• **What is asked**:
Retype each line of the material exactly, please, skipping any picture in it.

• **Data entries**:
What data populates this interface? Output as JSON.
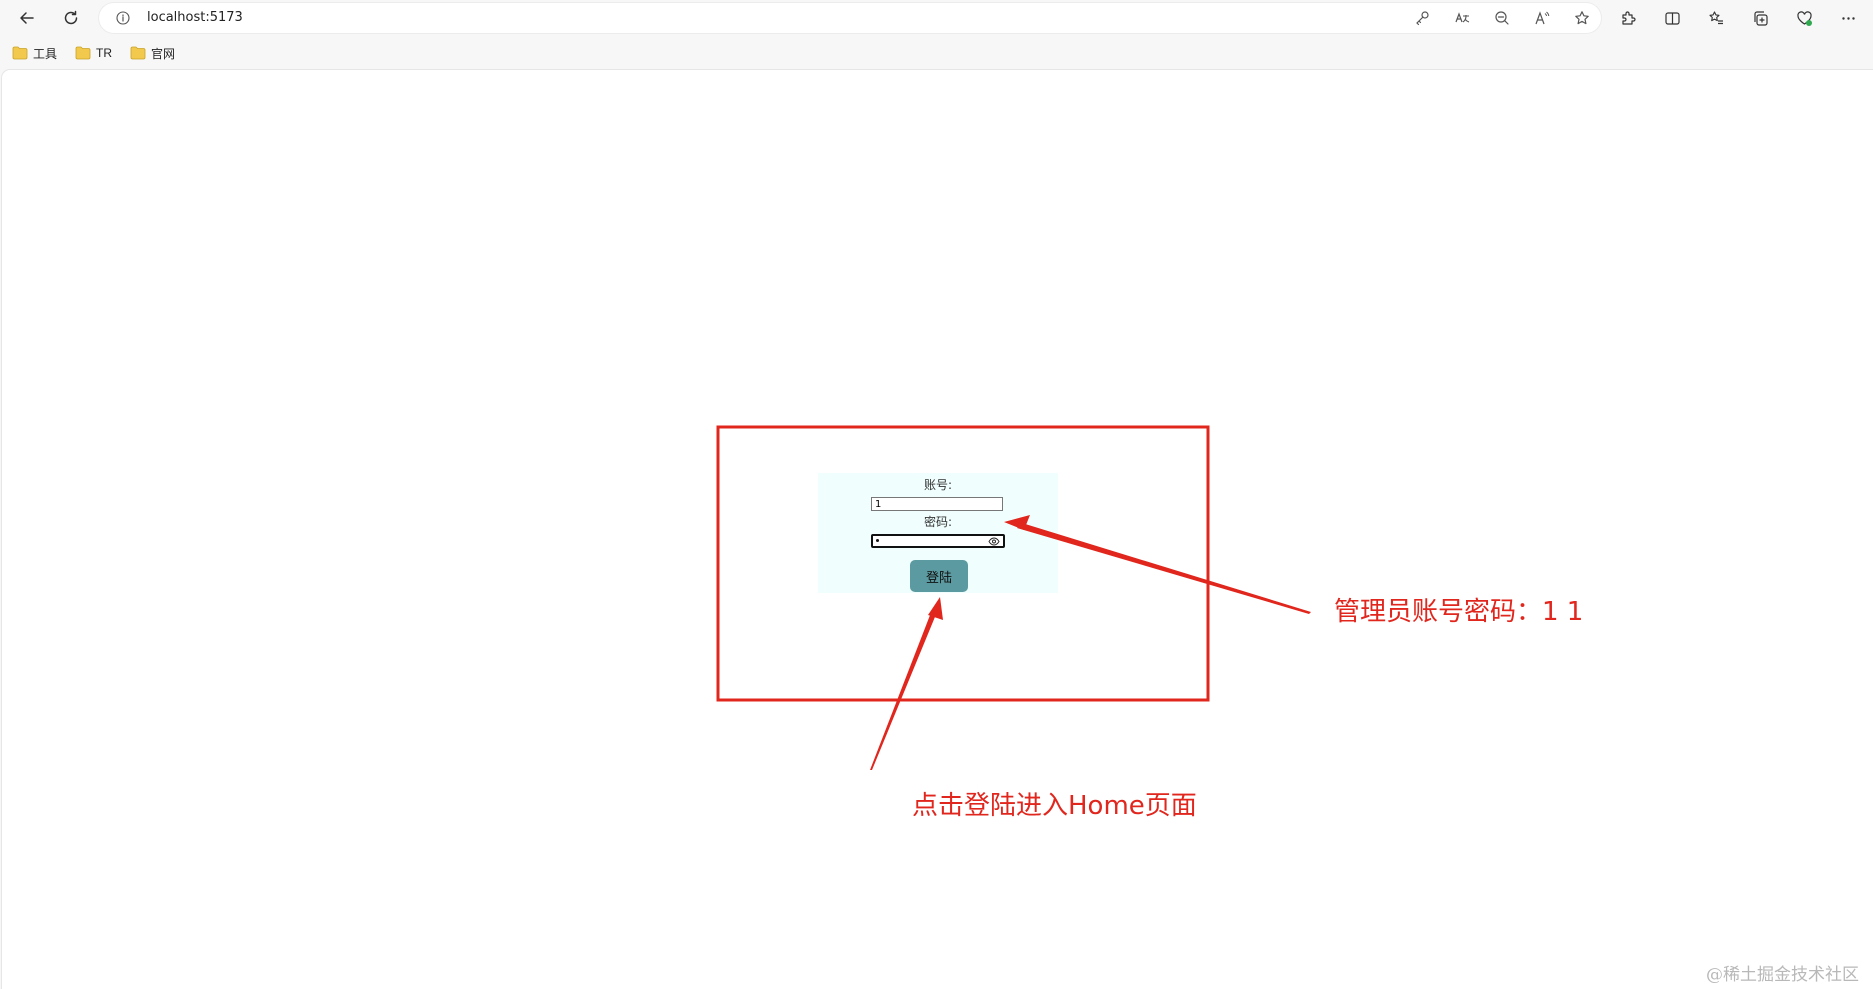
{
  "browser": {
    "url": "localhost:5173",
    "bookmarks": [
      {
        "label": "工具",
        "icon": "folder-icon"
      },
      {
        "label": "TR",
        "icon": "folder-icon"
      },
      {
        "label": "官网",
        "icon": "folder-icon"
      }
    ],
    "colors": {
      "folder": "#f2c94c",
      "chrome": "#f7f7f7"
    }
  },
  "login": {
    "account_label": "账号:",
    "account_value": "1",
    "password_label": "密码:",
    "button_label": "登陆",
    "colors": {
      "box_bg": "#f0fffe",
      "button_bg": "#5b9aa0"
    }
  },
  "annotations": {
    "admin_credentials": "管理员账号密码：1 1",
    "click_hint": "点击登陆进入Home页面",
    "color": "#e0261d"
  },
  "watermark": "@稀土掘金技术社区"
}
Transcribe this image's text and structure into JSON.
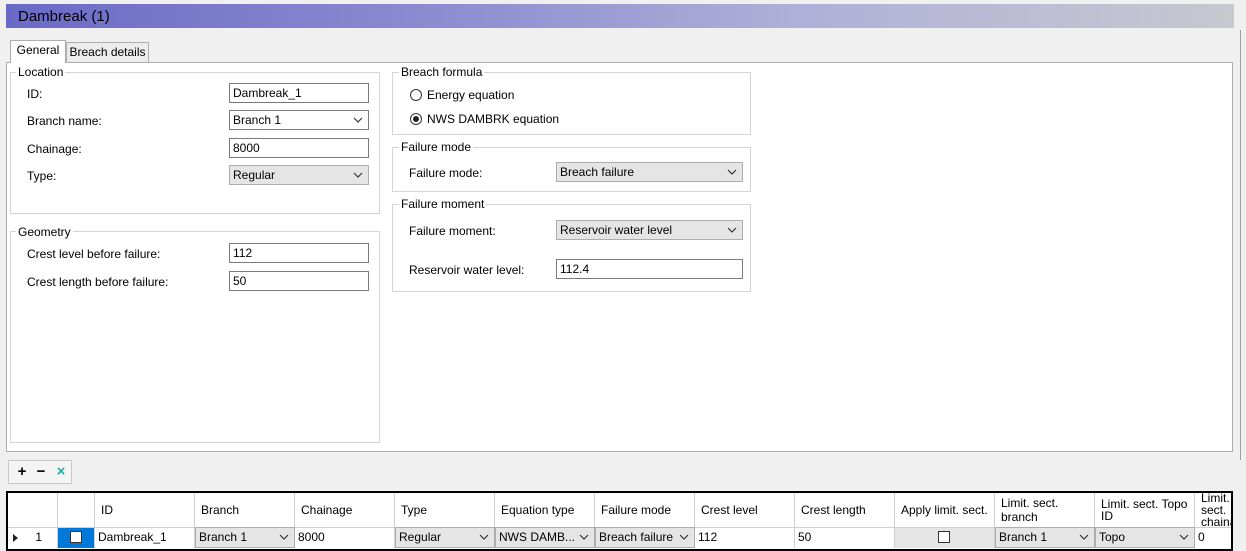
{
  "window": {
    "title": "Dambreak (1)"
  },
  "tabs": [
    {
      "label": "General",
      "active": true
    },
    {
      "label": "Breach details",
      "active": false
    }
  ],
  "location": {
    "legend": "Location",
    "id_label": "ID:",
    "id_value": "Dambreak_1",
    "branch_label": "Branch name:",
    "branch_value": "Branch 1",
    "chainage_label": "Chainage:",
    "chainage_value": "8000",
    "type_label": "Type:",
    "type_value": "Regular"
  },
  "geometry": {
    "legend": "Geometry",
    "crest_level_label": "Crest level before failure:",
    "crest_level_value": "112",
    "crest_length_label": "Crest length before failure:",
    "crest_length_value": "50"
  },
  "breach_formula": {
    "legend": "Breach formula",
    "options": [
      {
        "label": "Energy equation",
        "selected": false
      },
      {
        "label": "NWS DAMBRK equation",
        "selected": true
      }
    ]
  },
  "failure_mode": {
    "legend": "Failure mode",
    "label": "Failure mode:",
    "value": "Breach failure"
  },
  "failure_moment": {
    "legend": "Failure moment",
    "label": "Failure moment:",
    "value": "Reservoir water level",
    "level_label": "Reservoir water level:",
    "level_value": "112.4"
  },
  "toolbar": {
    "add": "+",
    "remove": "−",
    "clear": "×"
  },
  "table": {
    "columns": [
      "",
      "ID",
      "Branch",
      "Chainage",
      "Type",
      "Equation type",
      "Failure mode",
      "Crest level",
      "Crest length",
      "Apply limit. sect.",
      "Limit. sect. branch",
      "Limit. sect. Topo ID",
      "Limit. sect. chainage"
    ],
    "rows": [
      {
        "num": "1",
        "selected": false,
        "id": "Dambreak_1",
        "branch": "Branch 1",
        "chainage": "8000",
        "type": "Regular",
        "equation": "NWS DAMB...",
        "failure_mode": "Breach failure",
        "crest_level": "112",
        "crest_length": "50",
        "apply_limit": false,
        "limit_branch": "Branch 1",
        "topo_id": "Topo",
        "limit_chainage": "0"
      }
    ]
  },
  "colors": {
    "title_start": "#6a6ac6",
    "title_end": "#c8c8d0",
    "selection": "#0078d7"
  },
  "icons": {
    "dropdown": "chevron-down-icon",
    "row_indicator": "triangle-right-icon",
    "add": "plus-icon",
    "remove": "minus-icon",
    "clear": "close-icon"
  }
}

• **Solution for this problem**:
What data populates this interface? Output as JSON.
{
  "browser": {
    "url": "localhost:5173",
    "bookmarks": [
      {
        "label": "工具",
        "icon": "folder-icon"
      },
      {
        "label": "TR",
        "icon": "folder-icon"
      },
      {
        "label": "官网",
        "icon": "folder-icon"
      }
    ],
    "colors": {
      "folder": "#f2c94c",
      "chrome": "#f7f7f7"
    }
  },
  "login": {
    "account_label": "账号:",
    "account_value": "1",
    "password_label": "密码:",
    "button_label": "登陆",
    "colors": {
      "box_bg": "#f0fffe",
      "button_bg": "#5b9aa0"
    }
  },
  "annotations": {
    "admin_credentials": "管理员账号密码：1 1",
    "click_hint": "点击登陆进入Home页面",
    "color": "#e0261d"
  },
  "watermark": "@稀土掘金技术社区"
}
Transcribe this image's text and structure into JSON.
{
  "window": {
    "title": "Dambreak (1)"
  },
  "tabs": [
    {
      "label": "General",
      "active": true
    },
    {
      "label": "Breach details",
      "active": false
    }
  ],
  "location": {
    "legend": "Location",
    "id_label": "ID:",
    "id_value": "Dambreak_1",
    "branch_label": "Branch name:",
    "branch_value": "Branch 1",
    "chainage_label": "Chainage:",
    "chainage_value": "8000",
    "type_label": "Type:",
    "type_value": "Regular"
  },
  "geometry": {
    "legend": "Geometry",
    "crest_level_label": "Crest level before failure:",
    "crest_level_value": "112",
    "crest_length_label": "Crest length before failure:",
    "crest_length_value": "50"
  },
  "breach_formula": {
    "legend": "Breach formula",
    "options": [
      {
        "label": "Energy equation",
        "selected": false
      },
      {
        "label": "NWS DAMBRK equation",
        "selected": true
      }
    ]
  },
  "failure_mode": {
    "legend": "Failure mode",
    "label": "Failure mode:",
    "value": "Breach failure"
  },
  "failure_moment": {
    "legend": "Failure moment",
    "label": "Failure moment:",
    "value": "Reservoir water level",
    "level_label": "Reservoir water level:",
    "level_value": "112.4"
  },
  "toolbar": {
    "add": "+",
    "remove": "−",
    "clear": "×"
  },
  "table": {
    "columns": [
      "",
      "ID",
      "Branch",
      "Chainage",
      "Type",
      "Equation type",
      "Failure mode",
      "Crest level",
      "Crest length",
      "Apply limit. sect.",
      "Limit. sect. branch",
      "Limit. sect. Topo ID",
      "Limit. sect. chainage"
    ],
    "rows": [
      {
        "num": "1",
        "selected": false,
        "id": "Dambreak_1",
        "branch": "Branch 1",
        "chainage": "8000",
        "type": "Regular",
        "equation": "NWS DAMB...",
        "failure_mode": "Breach failure",
        "crest_level": "112",
        "crest_length": "50",
        "apply_limit": false,
        "limit_branch": "Branch 1",
        "topo_id": "Topo",
        "limit_chainage": "0"
      }
    ]
  },
  "colors": {
    "title_start": "#6a6ac6",
    "title_end": "#c8c8d0",
    "selection": "#0078d7"
  },
  "icons": {
    "dropdown": "chevron-down-icon",
    "row_indicator": "triangle-right-icon",
    "add": "plus-icon",
    "remove": "minus-icon",
    "clear": "close-icon"
  }
}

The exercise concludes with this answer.